> _Request A_
In the particle project description, how many total particles was the program set to run with in the video demonstration?

> _Document passage_
►
Particle Project

The goal of this project was to take a middleware particle effect and optimize it as much as possible. It also doubled as a class-wide competition to see who could squeeze the most performance out of it.

In the video below, you can see a (very) short demonstration of the side-by-side visual output and timings for my optimized version and the original baseline version, with the program’s run-time parameters set at 20k total particles and a 17 second loop.

I really, really enjoyed this project.

I pored over my past assignments and notes. I scrutinized every formula. I walked through the code line-by-line. I used every ounce of knowledge that I had to take this puzzle apart and piece it back together. In the end, I was able to achieve a significant increase in performance compared to the baseline program.

Below are a few areas of improvement I was able to identify and address, in mostly chronological order (based on when a particular alteration was made). While each listed adjustment was beneficial, there were three that were especially impactful, and are highlighted below.
◄
> _Records_
►
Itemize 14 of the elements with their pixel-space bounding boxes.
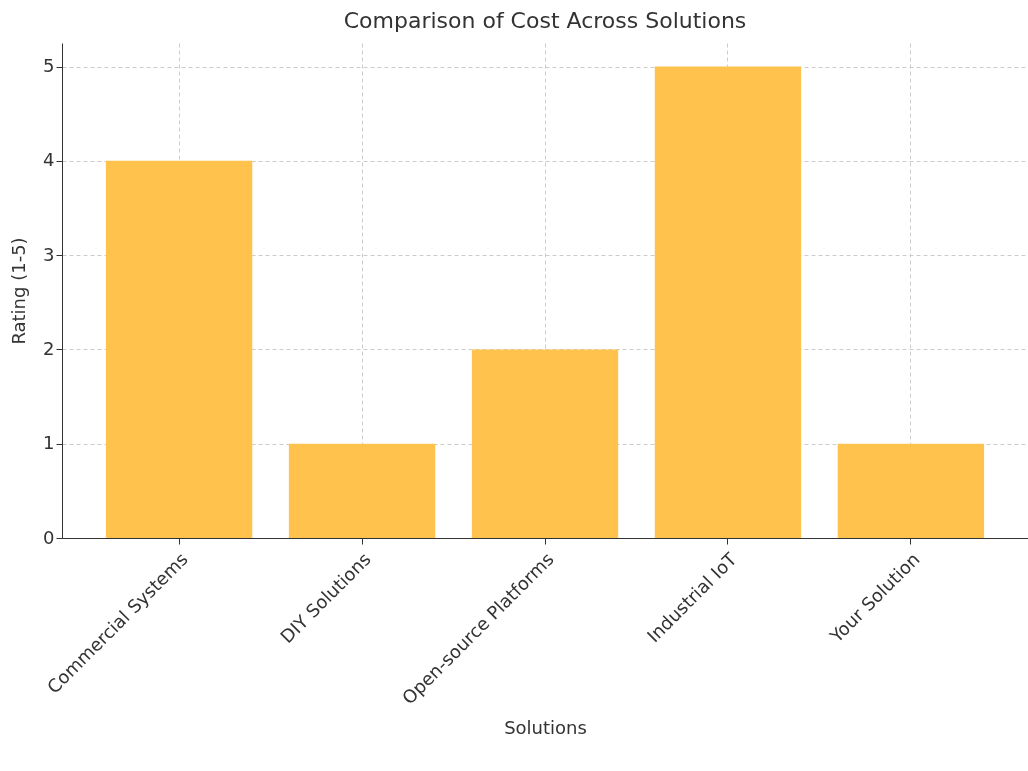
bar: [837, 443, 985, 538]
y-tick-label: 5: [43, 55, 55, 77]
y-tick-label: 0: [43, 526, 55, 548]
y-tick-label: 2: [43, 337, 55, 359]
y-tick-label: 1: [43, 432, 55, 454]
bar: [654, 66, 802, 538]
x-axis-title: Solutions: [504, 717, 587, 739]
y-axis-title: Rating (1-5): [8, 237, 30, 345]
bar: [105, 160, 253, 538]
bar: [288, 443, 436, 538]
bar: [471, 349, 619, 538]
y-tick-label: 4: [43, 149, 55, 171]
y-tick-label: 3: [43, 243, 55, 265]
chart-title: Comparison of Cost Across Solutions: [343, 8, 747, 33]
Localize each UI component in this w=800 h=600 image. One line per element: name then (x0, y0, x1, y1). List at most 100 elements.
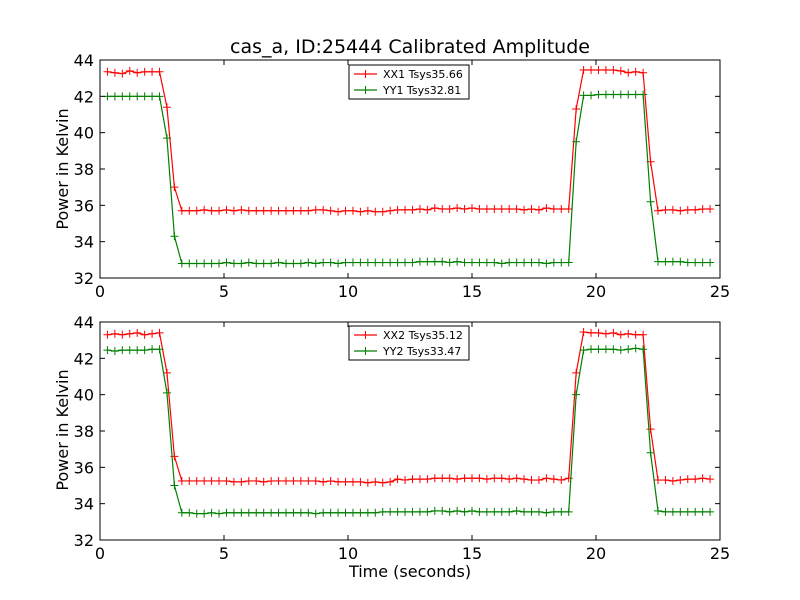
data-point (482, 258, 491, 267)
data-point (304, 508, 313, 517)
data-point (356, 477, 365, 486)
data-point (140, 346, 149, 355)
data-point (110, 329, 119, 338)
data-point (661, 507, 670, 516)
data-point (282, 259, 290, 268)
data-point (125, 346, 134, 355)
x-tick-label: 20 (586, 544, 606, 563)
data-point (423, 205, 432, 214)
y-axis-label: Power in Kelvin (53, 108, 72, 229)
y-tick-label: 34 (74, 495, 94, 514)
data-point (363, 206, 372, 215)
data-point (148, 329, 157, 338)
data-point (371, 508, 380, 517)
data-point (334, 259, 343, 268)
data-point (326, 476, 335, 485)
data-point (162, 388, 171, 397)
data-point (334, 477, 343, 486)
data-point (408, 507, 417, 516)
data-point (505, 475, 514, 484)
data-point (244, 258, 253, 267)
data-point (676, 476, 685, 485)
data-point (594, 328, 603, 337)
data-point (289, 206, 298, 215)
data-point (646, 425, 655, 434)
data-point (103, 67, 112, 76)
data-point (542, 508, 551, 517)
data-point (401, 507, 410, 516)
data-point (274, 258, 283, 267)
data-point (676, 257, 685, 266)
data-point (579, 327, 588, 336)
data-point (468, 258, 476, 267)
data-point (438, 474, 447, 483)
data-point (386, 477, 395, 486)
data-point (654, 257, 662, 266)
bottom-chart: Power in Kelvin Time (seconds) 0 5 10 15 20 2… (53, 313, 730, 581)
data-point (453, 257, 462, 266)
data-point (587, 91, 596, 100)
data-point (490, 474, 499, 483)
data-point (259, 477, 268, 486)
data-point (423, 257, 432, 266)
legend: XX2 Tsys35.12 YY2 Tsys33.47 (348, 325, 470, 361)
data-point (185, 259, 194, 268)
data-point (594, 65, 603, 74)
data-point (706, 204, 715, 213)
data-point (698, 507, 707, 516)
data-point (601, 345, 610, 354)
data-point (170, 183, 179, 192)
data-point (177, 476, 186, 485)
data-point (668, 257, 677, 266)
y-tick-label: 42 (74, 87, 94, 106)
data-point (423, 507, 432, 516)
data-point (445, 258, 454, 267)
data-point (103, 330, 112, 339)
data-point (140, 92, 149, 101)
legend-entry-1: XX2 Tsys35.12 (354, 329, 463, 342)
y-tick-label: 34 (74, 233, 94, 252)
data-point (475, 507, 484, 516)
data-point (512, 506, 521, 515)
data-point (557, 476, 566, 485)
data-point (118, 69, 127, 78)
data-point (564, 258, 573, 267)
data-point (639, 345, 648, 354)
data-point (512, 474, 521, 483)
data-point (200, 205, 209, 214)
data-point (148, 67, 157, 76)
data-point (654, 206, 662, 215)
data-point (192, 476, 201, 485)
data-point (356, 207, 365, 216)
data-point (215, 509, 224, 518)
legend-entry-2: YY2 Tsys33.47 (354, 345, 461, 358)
◄
> _Request B_
Render the stretch of the records from the line that contains "data-point (482, 258, 491, 267)" through the line that contains "data-point (192, 476, 201, 485)", both included, as a Markdown table. Use the columns Row, holding a row number, and Line, holding the line, and leave out blank lines.

> _Worked answer A_
20k total particles.

> _Worked answer B_
| Row | Line |
|---|---|
| 1 | data-point (482, 258, 491, 267) |
| 2 | data-point (304, 508, 313, 517) |
| 3 | data-point (356, 477, 365, 486) |
| 4 | data-point (140, 346, 149, 355) |
| 5 | data-point (110, 329, 119, 338) |
| 6 | data-point (661, 507, 670, 516) |
| 7 | data-point (282, 259, 290, 268) |
| 8 | data-point (125, 346, 134, 355) |
| 9 | x-tick-label: 20 (586, 544, 606, 563) |
| 10 | data-point (423, 205, 432, 214) |
| 11 | y-axis-label: Power in Kelvin (53, 108, 72, 229) |
| 12 | y-tick-label: 34 (74, 495, 94, 514) |
| 13 | data-point (363, 206, 372, 215) |
| 14 | data-point (148, 329, 157, 338) |
| 15 | data-point (371, 508, 380, 517) |
| 16 | data-point (334, 259, 343, 268) |
| 17 | data-point (326, 476, 335, 485) |
| 18 | data-point (162, 388, 171, 397) |
| 19 | data-point (334, 477, 343, 486) |
| 20 | data-point (408, 507, 417, 516) |
| 21 | data-point (505, 475, 514, 484) |
| 22 | data-point (244, 258, 253, 267) |
| 23 | data-point (676, 476, 685, 485) |
| 24 | data-point (594, 328, 603, 337) |
| 25 | data-point (289, 206, 298, 215) |
| 26 | data-point (646, 425, 655, 434) |
| 27 | data-point (103, 67, 112, 76) |
| 28 | data-point (542, 508, 551, 517) |
| 29 | data-point (401, 507, 410, 516) |
| 30 | data-point (274, 258, 283, 267) |
| 31 | data-point (676, 257, 685, 266) |
| 32 | data-point (579, 327, 588, 336) |
| 33 | data-point (468, 258, 476, 267) |
| 34 | data-point (438, 474, 447, 483) |
| 35 | data-point (386, 477, 395, 486) |
| 36 | data-point (654, 257, 662, 266) |
| 37 | bottom-chart: Power in Kelvin Time (seconds) 0 5 10 15 20 2… (53, 313, 730, 581) |
| 38 | data-point (453, 257, 462, 266) |
| 39 | data-point (587, 91, 596, 100) |
| 40 | data-point (490, 474, 499, 483) |
| 41 | data-point (259, 477, 268, 486) |
| 42 | data-point (423, 257, 432, 266) |
| 43 | legend: XX2 Tsys35.12 YY2 Tsys33.47 (348, 325, 470, 361) |
| 44 | data-point (185, 259, 194, 268) |
| 45 | data-point (594, 65, 603, 74) |
| 46 | data-point (706, 204, 715, 213) |
| 47 | data-point (698, 507, 707, 516) |
| 48 | data-point (601, 345, 610, 354) |
| 49 | data-point (170, 183, 179, 192) |
| 50 | data-point (177, 476, 186, 485) |
| 51 | data-point (668, 257, 677, 266) |
| 52 | y-tick-label: 42 (74, 87, 94, 106) |
| 53 | data-point (423, 507, 432, 516) |
| 54 | data-point (445, 258, 454, 267) |
| 55 | data-point (103, 330, 112, 339) |
| 56 | data-point (140, 92, 149, 101) |
| 57 | legend-entry-1: XX2 Tsys35.12 (354, 329, 463, 342) |
| 58 | y-tick-label: 34 (74, 233, 94, 252) |
| 59 | data-point (475, 507, 484, 516) |
| 60 | data-point (512, 506, 521, 515) |
| 61 | data-point (557, 476, 566, 485) |
| 62 | data-point (118, 69, 127, 78) |
| 63 | data-point (564, 258, 573, 267) |
| 64 | data-point (639, 345, 648, 354) |
| 65 | data-point (512, 474, 521, 483) |
| 66 | data-point (200, 205, 209, 214) |
| 67 | data-point (148, 67, 157, 76) |
| 68 | data-point (654, 206, 662, 215) |
| 69 | data-point (192, 476, 201, 485) |